▶ _EXERCISE DIRECTIONS_:
Of the lines in the data below, count the ones holding the string "heading", and answer with that number only.

[Stored data entries]
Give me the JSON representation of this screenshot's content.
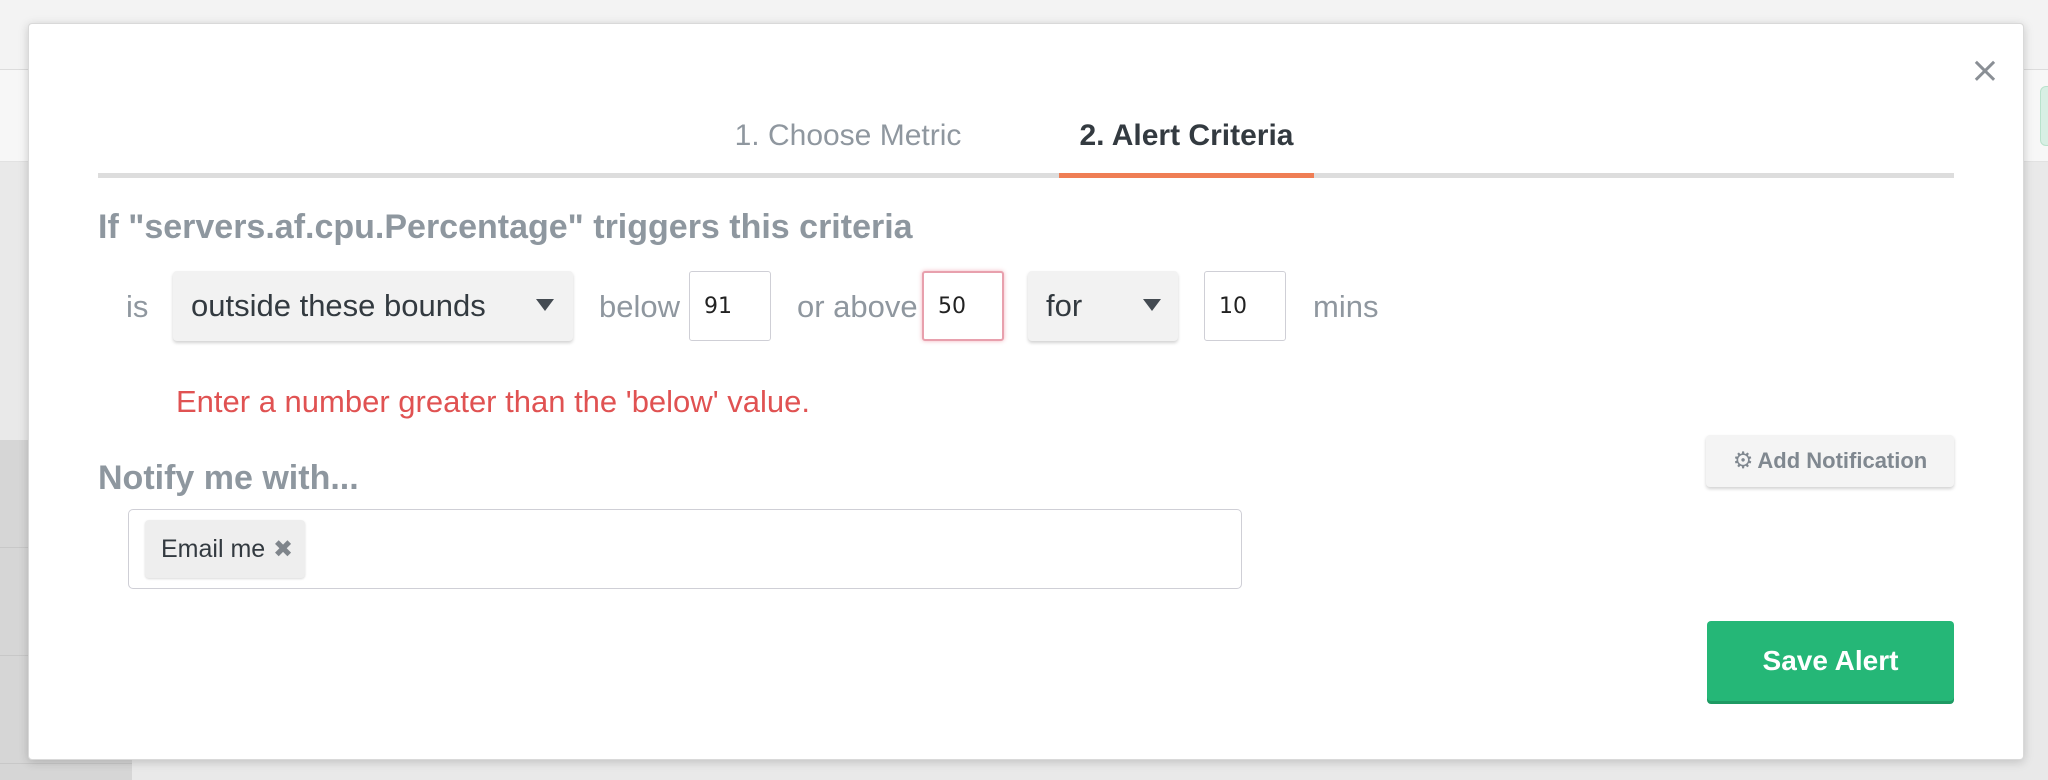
{
  "modal": {
    "close_glyph": "×",
    "tabs": [
      {
        "label": "1. Choose Metric",
        "active": false
      },
      {
        "label": "2. Alert Criteria",
        "active": true
      }
    ],
    "heading": "If \"servers.af.cpu.Percentage\" triggers this criteria",
    "criteria": {
      "is_label": "is",
      "condition_value": "outside these bounds",
      "below_label": "below",
      "below_value": "91",
      "or_above_label": "or above",
      "above_value": "50",
      "duration_mode": "for",
      "duration_value": "10",
      "duration_unit": "mins"
    },
    "error_message": "Enter a number greater than the 'below' value.",
    "notify": {
      "heading": "Notify me with...",
      "add_button_label": "Add Notification",
      "add_button_icon": "gear-icon",
      "tags": [
        {
          "label": "Email me"
        }
      ]
    },
    "save_label": "Save Alert"
  },
  "colors": {
    "accent_tab": "#ef7e55",
    "error": "#e05252",
    "save_button": "#25b777"
  }
}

▶ _SOLUTION TO THIS EXERCISE_:
2